▶ Required work:
Extract every record, exactly as written, and ignore the pictures.

▶ Listing:
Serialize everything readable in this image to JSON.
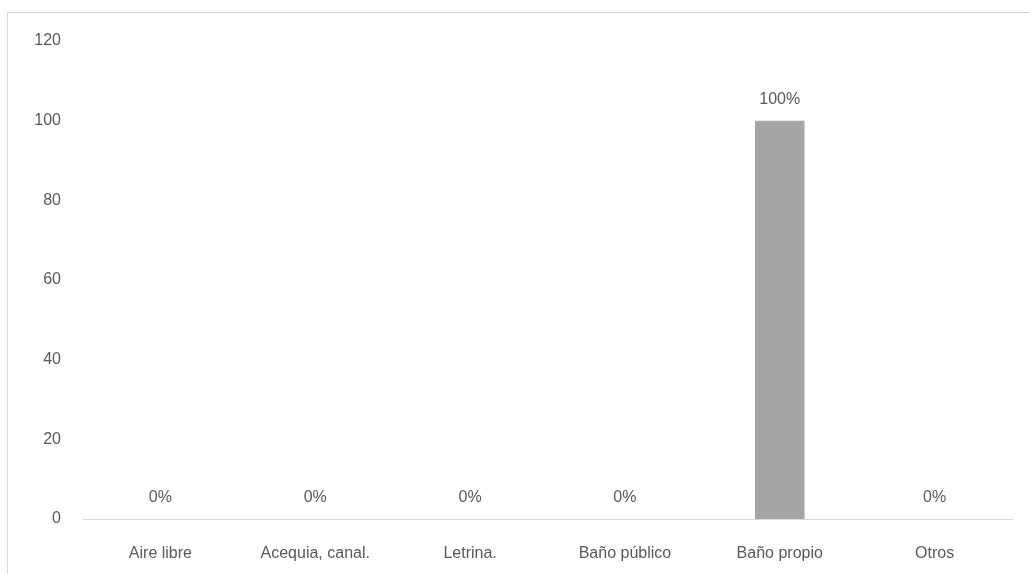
{
  "chart_data": {
    "type": "bar",
    "categories": [
      "Aire libre",
      "Acequia, canal.",
      "Letrina.",
      "Baño público",
      "Baño propio",
      "Otros"
    ],
    "values": [
      0,
      0,
      0,
      0,
      100,
      0
    ],
    "value_labels": [
      "0%",
      "0%",
      "0%",
      "0%",
      "100%",
      "0%"
    ],
    "color": "#a5a5a5",
    "ylim": [
      0,
      120
    ],
    "yticks": [
      0,
      20,
      40,
      60,
      80,
      100,
      120
    ],
    "grid": false
  }
}
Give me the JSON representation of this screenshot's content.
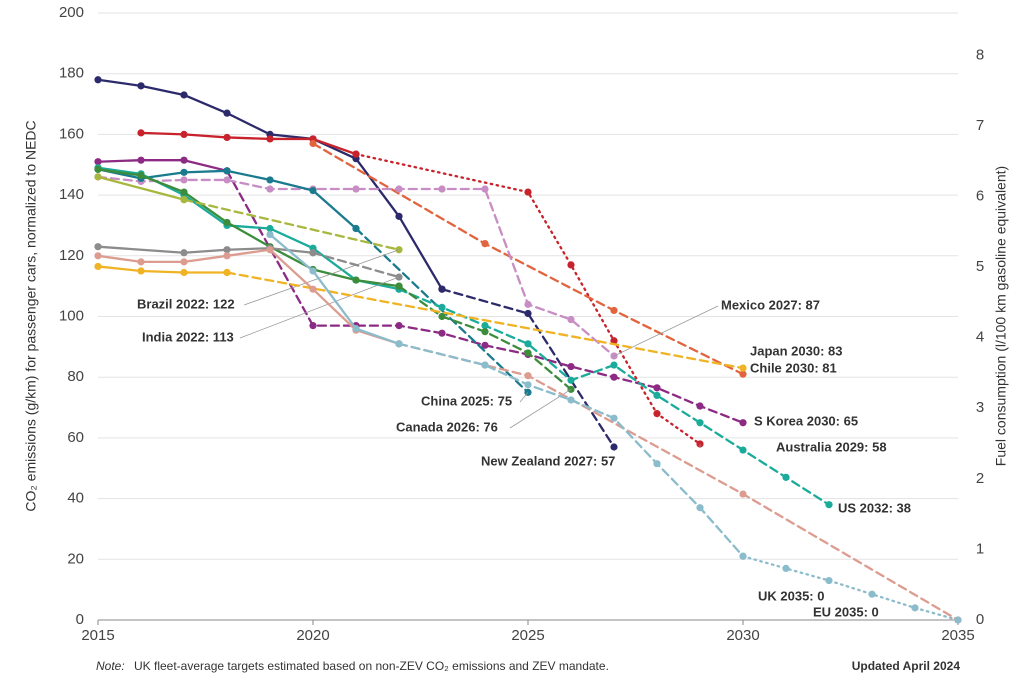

▶ Reply:
Serialize everything readable in this image to JSON.
{
  "chart_data": {
    "type": "bar",
    "categories": [
      "Aire libre",
      "Acequia, canal.",
      "Letrina.",
      "Baño público",
      "Baño propio",
      "Otros"
    ],
    "values": [
      0,
      0,
      0,
      0,
      100,
      0
    ],
    "value_labels": [
      "0%",
      "0%",
      "0%",
      "0%",
      "100%",
      "0%"
    ],
    "color": "#a5a5a5",
    "ylim": [
      0,
      120
    ],
    "yticks": [
      0,
      20,
      40,
      60,
      80,
      100,
      120
    ],
    "grid": false
  }
}
Give me the JSON representation of this screenshot's content.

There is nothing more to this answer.